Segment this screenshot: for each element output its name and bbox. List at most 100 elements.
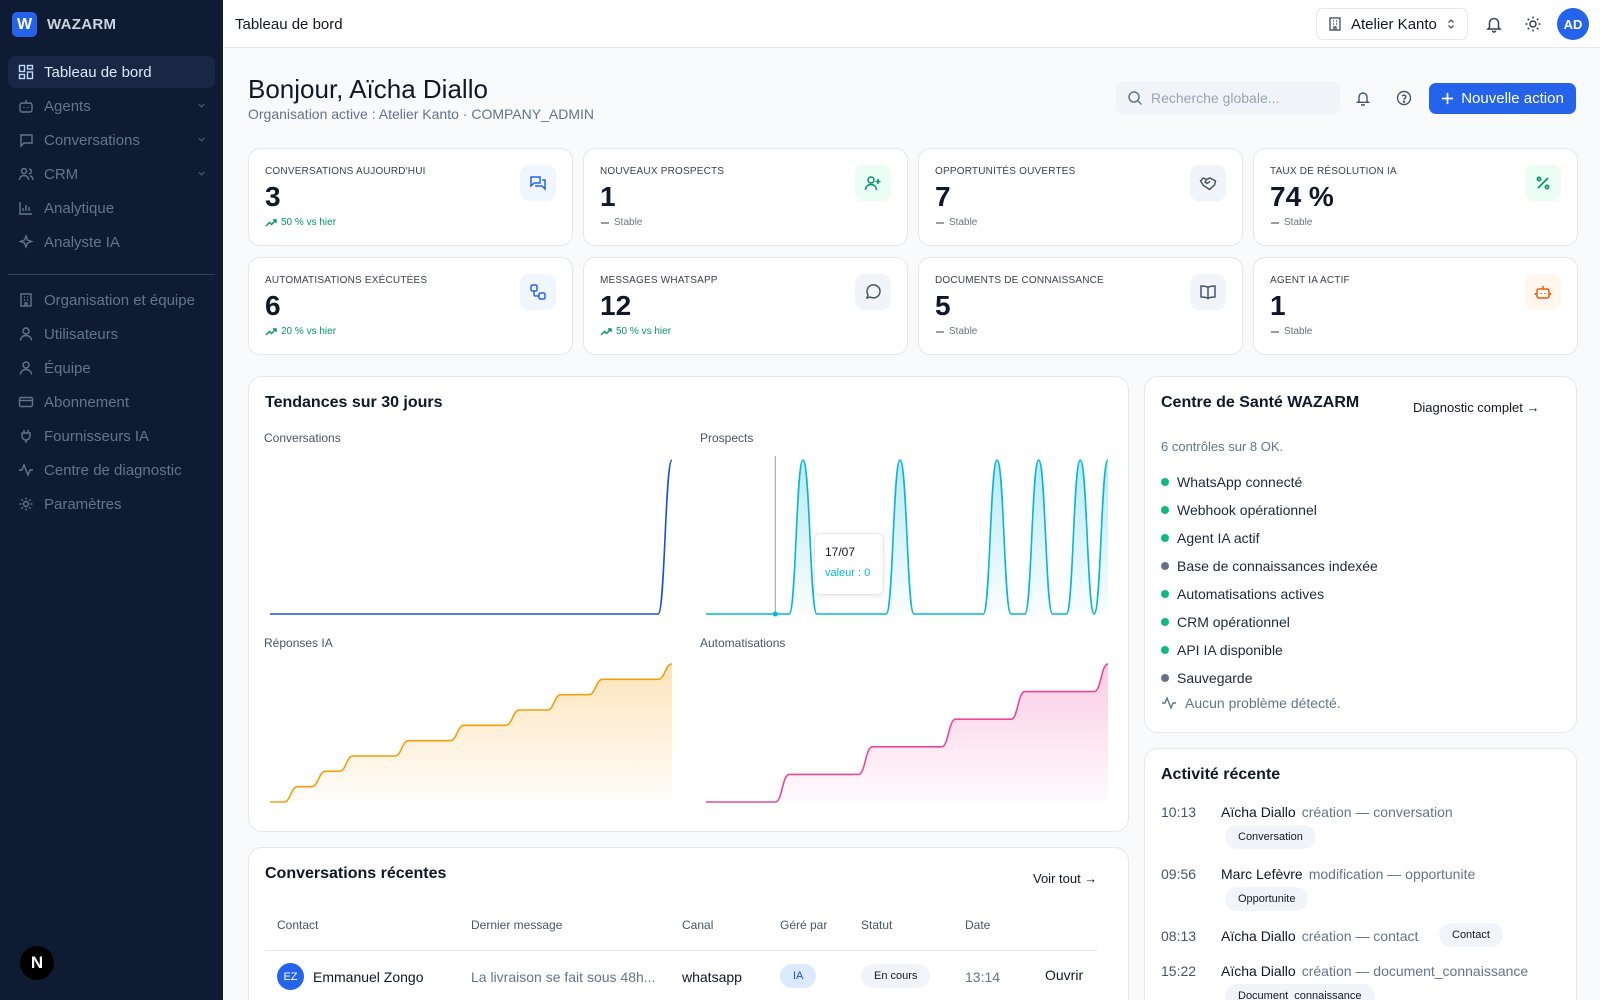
org-switcher[interactable]: Atelier Kanto bbox=[1316, 8, 1468, 40]
chart-series-line bbox=[270, 663, 673, 803]
new-action-button[interactable]: Nouvelle action bbox=[1429, 83, 1576, 114]
minus-icon bbox=[936, 221, 944, 224]
view-all-link[interactable]: Voir tout → bbox=[1033, 871, 1098, 886]
activity-icon bbox=[1162, 696, 1176, 710]
trending-up-icon bbox=[600, 327, 612, 335]
kpi-trend: 50 % vs hier bbox=[265, 217, 336, 228]
help-icon[interactable] bbox=[1396, 90, 1412, 106]
kpi-card-conversations[interactable]: CONVERSATIONS AUJOURD'HUI 3 50 % vs hier bbox=[248, 148, 573, 246]
contact-name: Emmanuel Zongo bbox=[313, 969, 424, 985]
kpi-trend: Stable bbox=[935, 326, 977, 337]
health-footer: Aucun problème détecté. bbox=[1161, 695, 1341, 711]
diagnostic-link[interactable]: Diagnostic complet → bbox=[1413, 400, 1540, 415]
card-icon bbox=[18, 396, 34, 408]
chart-reponses-ia[interactable] bbox=[266, 656, 676, 806]
sun-icon[interactable] bbox=[1524, 15, 1542, 33]
activity-time: 08:13 bbox=[1161, 928, 1197, 944]
sidebar-item-label: Analyste IA bbox=[44, 233, 120, 251]
kpi-label: OPPORTUNITÉS OUVERTES bbox=[935, 166, 1076, 177]
sidebar-item-crm[interactable]: CRM bbox=[8, 158, 215, 190]
sidebar-item-analyste-ia[interactable]: Analyste IA bbox=[8, 226, 215, 258]
sidebar-item-label: CRM bbox=[44, 165, 79, 183]
kpi-card-documents[interactable]: DOCUMENTS DE CONNAISSANCE 5 Stable bbox=[918, 257, 1243, 355]
sidebar-divider bbox=[8, 274, 215, 275]
bell-icon[interactable] bbox=[1355, 90, 1371, 106]
framework-badge[interactable]: N bbox=[20, 946, 54, 980]
recent-title: Conversations récentes bbox=[265, 865, 447, 882]
sidebar-item-analytique[interactable]: Analytique bbox=[8, 192, 215, 224]
open-conversation-button[interactable]: Ouvrir bbox=[1045, 967, 1084, 983]
sidebar-item-agents[interactable]: Agents bbox=[8, 90, 215, 122]
kpi-card-taux-resolution[interactable]: TAUX DE RÉSOLUTION IA 74 % Stable bbox=[1253, 148, 1578, 246]
chart-automatisations[interactable] bbox=[702, 656, 1112, 806]
activity-panel: Activité récente 10:13 Aïcha Diallo créat… bbox=[1144, 748, 1577, 1000]
kpi-value: 12 bbox=[600, 290, 632, 321]
bell-icon[interactable] bbox=[1485, 15, 1503, 33]
conversation-date: 13:14 bbox=[965, 969, 1001, 985]
global-search[interactable] bbox=[1116, 82, 1340, 114]
team-icon bbox=[19, 361, 33, 375]
sidebar-item-abonnement[interactable]: Abonnement bbox=[8, 386, 215, 418]
kpi-card-opportunites[interactable]: OPPORTUNITÉS OUVERTES 7 Stable bbox=[918, 148, 1243, 246]
sidebar-item-label: Organisation et équipe bbox=[44, 291, 195, 309]
sidebar-item-centre-de-diagnostic[interactable]: Centre de diagnostic bbox=[8, 454, 215, 486]
kpi-value: 6 bbox=[265, 290, 281, 321]
sidebar-item-label: Fournisseurs IA bbox=[44, 427, 150, 445]
message-icon bbox=[20, 134, 33, 148]
chevron-updown-icon bbox=[1447, 19, 1454, 29]
chart-active-point bbox=[772, 611, 778, 617]
sidebar-item-label: Tableau de bord bbox=[44, 63, 152, 81]
column-header: Géré par bbox=[780, 918, 828, 932]
column-header: Date bbox=[965, 918, 991, 932]
brand-logo[interactable]: W WAZARM bbox=[12, 12, 116, 37]
table-row[interactable]: EZ Emmanuel Zongo La livraison se fait s… bbox=[265, 950, 1097, 1000]
health-item-label: Webhook opérationnel bbox=[1177, 502, 1317, 518]
user-icon bbox=[19, 327, 33, 341]
column-header: Contact bbox=[277, 918, 319, 932]
sidebar-item-equipe[interactable]: Équipe bbox=[8, 352, 215, 384]
kpi-label: MESSAGES WHATSAPP bbox=[600, 275, 718, 286]
sidebar-item-parametres[interactable]: Paramètres bbox=[8, 488, 215, 520]
recent-conversations-panel: Conversations récentes Voir tout → Conta… bbox=[248, 847, 1129, 1000]
page-title: Bonjour, Aïcha Diallo bbox=[248, 74, 488, 104]
tooltip-date: 17/07 bbox=[825, 545, 856, 559]
status-dot bbox=[1161, 618, 1169, 626]
trending-up-icon bbox=[265, 218, 277, 226]
kpi-label: CONVERSATIONS AUJOURD'HUI bbox=[265, 166, 426, 177]
kpi-trend-text: 20 % vs hier bbox=[281, 326, 337, 337]
activity-tag: Opportunite bbox=[1225, 887, 1309, 911]
sidebar-item-utilisateurs[interactable]: Utilisateurs bbox=[8, 318, 215, 350]
kpi-value: 74 % bbox=[1270, 181, 1334, 212]
kpi-trend: 50 % vs hier bbox=[600, 326, 671, 337]
health-title: Centre de Santé WAZARM bbox=[1161, 394, 1360, 411]
status-dot bbox=[1161, 562, 1169, 570]
activity-tag: Contact bbox=[1439, 923, 1503, 947]
handled-by-badge: IA bbox=[780, 964, 817, 988]
health-item: Webhook opérationnel bbox=[1161, 496, 1491, 524]
sidebar-item-tableau-de-bord[interactable]: Tableau de bord bbox=[8, 56, 215, 88]
kpi-card-agent-ia[interactable]: AGENT IA ACTIF 1 Stable bbox=[1253, 257, 1578, 355]
search-input[interactable] bbox=[1151, 90, 1321, 106]
activity-line: Aïcha Diallo création — document_connaiss… bbox=[1221, 963, 1528, 979]
chart-area-fill bbox=[270, 664, 672, 802]
chart-conversations[interactable] bbox=[266, 452, 676, 618]
kpi-card-automatisations[interactable]: AUTOMATISATIONS EXÉCUTÉES 6 20 % vs hier bbox=[248, 257, 573, 355]
activity-tag: Conversation bbox=[1225, 825, 1316, 849]
last-message: La livraison se fait sous 48h... bbox=[471, 969, 656, 985]
kpi-trend-text: Stable bbox=[1284, 326, 1313, 337]
chart-prospects[interactable] bbox=[702, 452, 1112, 618]
activity-action: modification — opportunite bbox=[1308, 866, 1476, 882]
logo-mark: W bbox=[12, 12, 37, 37]
chevron-down-icon bbox=[198, 137, 205, 142]
activity-line: Aïcha Diallo création — contact bbox=[1221, 928, 1418, 944]
sidebar-item-conversations[interactable]: Conversations bbox=[8, 124, 215, 156]
user-avatar[interactable]: AD bbox=[1557, 8, 1589, 40]
kpi-card-whatsapp[interactable]: MESSAGES WHATSAPP 12 50 % vs hier bbox=[583, 257, 908, 355]
chart-title-prospects: Prospects bbox=[700, 431, 754, 445]
kpi-card-prospects[interactable]: NOUVEAUX PROSPECTS 1 Stable bbox=[583, 148, 908, 246]
activity-user: Aïcha Diallo bbox=[1221, 928, 1296, 944]
health-item-label: Sauvegarde bbox=[1177, 670, 1253, 686]
sidebar-item-organisation[interactable]: Organisation et équipe bbox=[8, 284, 215, 316]
sidebar-item-fournisseurs-ia[interactable]: Fournisseurs IA bbox=[8, 420, 215, 452]
kpi-trend: Stable bbox=[1270, 217, 1312, 228]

▶ _Task goal_: Render all of the lines above as a Markdown table with two columns, "Row" for a running row number and "Entry" for the line itself, leaving out blank lines. Omit the pictures.

▶ _Worked answer_:
| Row | Entry |
|---|---|
| 1 | Segment this screenshot: for each element output its name and bbox. List at most 100 elements. |
| 2 | org-switcher[interactable]: Atelier Kanto bbox=[1316, 8, 1468, 40] |
| 3 | chart-series-line bbox=[270, 663, 673, 803] |
| 4 | new-action-button[interactable]: Nouvelle action bbox=[1429, 83, 1576, 114] |
| 5 | minus-icon bbox=[936, 221, 944, 224] |
| 6 | view-all-link[interactable]: Voir tout → bbox=[1033, 871, 1098, 886] |
| 7 | activity-icon bbox=[1162, 696, 1176, 710] |
| 8 | trending-up-icon bbox=[600, 327, 612, 335] |
| 9 | kpi-trend: 50 % vs hier bbox=[265, 217, 336, 228] |
| 10 | help-icon[interactable] bbox=[1396, 90, 1412, 106] |
| 11 | kpi-card-conversations[interactable]: CONVERSATIONS AUJOURD'HUI 3 50 % vs hier bbox=[248, 148, 573, 246] |
| 12 | contact-name: Emmanuel Zongo bbox=[313, 969, 424, 985] |
| 13 | kpi-trend: Stable bbox=[935, 326, 977, 337] |
| 14 | health-footer: Aucun problème détecté. bbox=[1161, 695, 1341, 711] |
| 15 | diagnostic-link[interactable]: Diagnostic complet → bbox=[1413, 400, 1540, 415] |
| 16 | card-icon bbox=[18, 396, 34, 408] |
| 17 | chart-reponses-ia[interactable] bbox=[266, 656, 676, 806] |
| 18 | sun-icon[interactable] bbox=[1524, 15, 1542, 33] |
| 19 | activity-time: 08:13 bbox=[1161, 928, 1197, 944] |
| 20 | sidebar-item-label: Analyste IA bbox=[44, 233, 120, 251] |
| 21 | kpi-label: OPPORTUNITÉS OUVERTES bbox=[935, 166, 1076, 177] |
| 22 | sidebar-item-crm[interactable]: CRM bbox=[8, 158, 215, 190] |
| 23 | sidebar-item-analyste-ia[interactable]: Analyste IA bbox=[8, 226, 215, 258] |
| 24 | sidebar-item-label: CRM bbox=[44, 165, 79, 183] |
| 25 | kpi-card-documents[interactable]: DOCUMENTS DE CONNAISSANCE 5 Stable bbox=[918, 257, 1243, 355] |
| 26 | sidebar-divider bbox=[8, 274, 215, 275] |
| 27 | bell-icon[interactable] bbox=[1355, 90, 1371, 106] |
| 28 | framework-badge[interactable]: N bbox=[20, 946, 54, 980] |
| 29 | recent-title: Conversations récentes bbox=[265, 865, 447, 882] |
| 30 | sidebar-item-analytique[interactable]: Analytique bbox=[8, 192, 215, 224] |
| 31 | open-conversation-button[interactable]: Ouvrir bbox=[1045, 967, 1084, 983] |
| 32 | sidebar-item-agents[interactable]: Agents bbox=[8, 90, 215, 122] |
| 33 | kpi-card-taux-resolution[interactable]: TAUX DE RÉSOLUTION IA 74 % Stable bbox=[1253, 148, 1578, 246] |
| 34 | chart-automatisations[interactable] bbox=[702, 656, 1112, 806] |
| 35 | activity-panel: Activité récente 10:13 Aïcha Diallo créat… bbox=[1144, 748, 1577, 1000] |
| 36 | kpi-value: 12 bbox=[600, 290, 632, 321] |
| 37 | bell-icon[interactable] bbox=[1485, 15, 1503, 33] |
| 38 | conversation-date: 13:14 bbox=[965, 969, 1001, 985] |
| 39 | global-search[interactable] bbox=[1116, 82, 1340, 114] |
| 40 | team-icon bbox=[19, 361, 33, 375] |
| 41 | sidebar-item-abonnement[interactable]: Abonnement bbox=[8, 386, 215, 418] |
| 42 | kpi-card-opportunites[interactable]: OPPORTUNITÉS OUVERTES 7 Stable bbox=[918, 148, 1243, 246] |
| 43 | sidebar-item-label: Organisation et équipe bbox=[44, 291, 195, 309] |
| 44 | sidebar-item-centre-de-diagnostic[interactable]: Centre de diagnostic bbox=[8, 454, 215, 486] |
| 45 | kpi-value: 6 bbox=[265, 290, 281, 321] |
| 46 | sidebar-item-label: Fournisseurs IA bbox=[44, 427, 150, 445] |
| 47 | message-icon bbox=[20, 134, 33, 148] |
| 48 | chevron-updown-icon bbox=[1447, 19, 1454, 29] |
| 49 | chart-active-point bbox=[772, 611, 778, 617] |
| 50 | sidebar-item-label: Tableau de bord bbox=[44, 63, 152, 81] |
| 51 | column-header: Géré par bbox=[780, 918, 828, 932] |
| 52 | column-header: Date bbox=[965, 918, 991, 932] |
| 53 | brand-logo[interactable]: W WAZARM bbox=[12, 12, 116, 37] |
| 54 | table-row[interactable]: EZ Emmanuel Zongo La livraison se fait s… bbox=[265, 950, 1097, 1000] |
| 55 | health-item-label: Webhook opérationnel bbox=[1177, 502, 1317, 518] |
| 56 | user-icon bbox=[19, 327, 33, 341] |
| 57 | column-header: Contact bbox=[277, 918, 319, 932] |
| 58 | sidebar-item-equipe[interactable]: Équipe bbox=[8, 352, 215, 384] |
| 59 | kpi-label: MESSAGES WHATSAPP bbox=[600, 275, 718, 286] |
| 60 | sidebar-item-parametres[interactable]: Paramètres bbox=[8, 488, 215, 520] |
| 61 | recent-conversations-panel: Conversations récentes Voir tout → Conta… bbox=[248, 847, 1129, 1000] |
| 62 | page-title: Bonjour, Aïcha Diallo bbox=[248, 74, 488, 104] |
| 63 | tooltip-date: 17/07 bbox=[825, 545, 856, 559] |
| 64 | status-dot bbox=[1161, 618, 1169, 626] |
| 65 | trending-up-icon bbox=[265, 218, 277, 226] |
| 66 | kpi-label: CONVERSATIONS AUJOURD'HUI bbox=[265, 166, 426, 177] |
| 67 | kpi-trend-text: 20 % vs hier bbox=[281, 326, 337, 337] |
| 68 | activity-tag: Opportunite bbox=[1225, 887, 1309, 911] |
| 69 | sidebar-item-utilisateurs[interactable]: Utilisateurs bbox=[8, 318, 215, 350] |
| 70 | kpi-value: 74 % bbox=[1270, 181, 1334, 212] |
| 71 | kpi-trend: 50 % vs hier bbox=[600, 326, 671, 337] |
| 72 | health-title: Centre de Santé WAZARM bbox=[1161, 394, 1360, 411] |
| 73 | status-dot bbox=[1161, 562, 1169, 570] |
| 74 | activity-tag: Contact bbox=[1439, 923, 1503, 947] |
| 75 | handled-by-badge: IA bbox=[780, 964, 817, 988] |
| 76 | health-item: Webhook opérationnel bbox=[1161, 496, 1491, 524] |
| 77 | sidebar-item-tableau-de-bord[interactable]: Tableau de bord bbox=[8, 56, 215, 88] |
| 78 | kpi-card-agent-ia[interactable]: AGENT IA ACTIF 1 Stable bbox=[1253, 257, 1578, 355] |
| 79 | search-input[interactable] bbox=[1151, 90, 1321, 106] |
| 80 | activity-line: Aïcha Diallo création — document_connaiss… bbox=[1221, 963, 1528, 979] |
| 81 | chart-area-fill bbox=[270, 664, 672, 802] |
| 82 | chart-conversations[interactable] bbox=[266, 452, 676, 618] |
| 83 | kpi-card-automatisations[interactable]: AUTOMATISATIONS EXÉCUTÉES 6 20 % vs hier bbox=[248, 257, 573, 355] |
| 84 | activity-tag: Conversation bbox=[1225, 825, 1316, 849] |
| 85 | last-message: La livraison se fait sous 48h... bbox=[471, 969, 656, 985] |
| 86 | kpi-trend-text: Stable bbox=[1284, 326, 1313, 337] |
| 87 | chart-prospects[interactable] bbox=[702, 452, 1112, 618] |
| 88 | activity-action: modification — opportunite bbox=[1308, 866, 1476, 882] |
| 89 | logo-mark: W bbox=[12, 12, 37, 37] |
| 90 | chevron-down-icon bbox=[198, 137, 205, 142] |
| 91 | activity-line: Aïcha Diallo création — contact bbox=[1221, 928, 1418, 944] |
| 92 | sidebar-item-conversations[interactable]: Conversations bbox=[8, 124, 215, 156] |
| 93 | user-avatar[interactable]: AD bbox=[1557, 8, 1589, 40] |
| 94 | kpi-card-whatsapp[interactable]: MESSAGES WHATSAPP 12 50 % vs hier bbox=[583, 257, 908, 355] |
| 95 | chart-title-prospects: Prospects bbox=[700, 431, 754, 445] |
| 96 | kpi-card-prospects[interactable]: NOUVEAUX PROSPECTS 1 Stable bbox=[583, 148, 908, 246] |
| 97 | activity-user: Aïcha Diallo bbox=[1221, 928, 1296, 944] |
| 98 | health-item-label: Sauvegarde bbox=[1177, 670, 1253, 686] |
| 99 | sidebar-item-organisation[interactable]: Organisation et équipe bbox=[8, 284, 215, 316] |
| 100 | sidebar-item-fournisseurs-ia[interactable]: Fournisseurs IA bbox=[8, 420, 215, 452] |
| 101 | kpi-trend: Stable bbox=[1270, 217, 1312, 228] |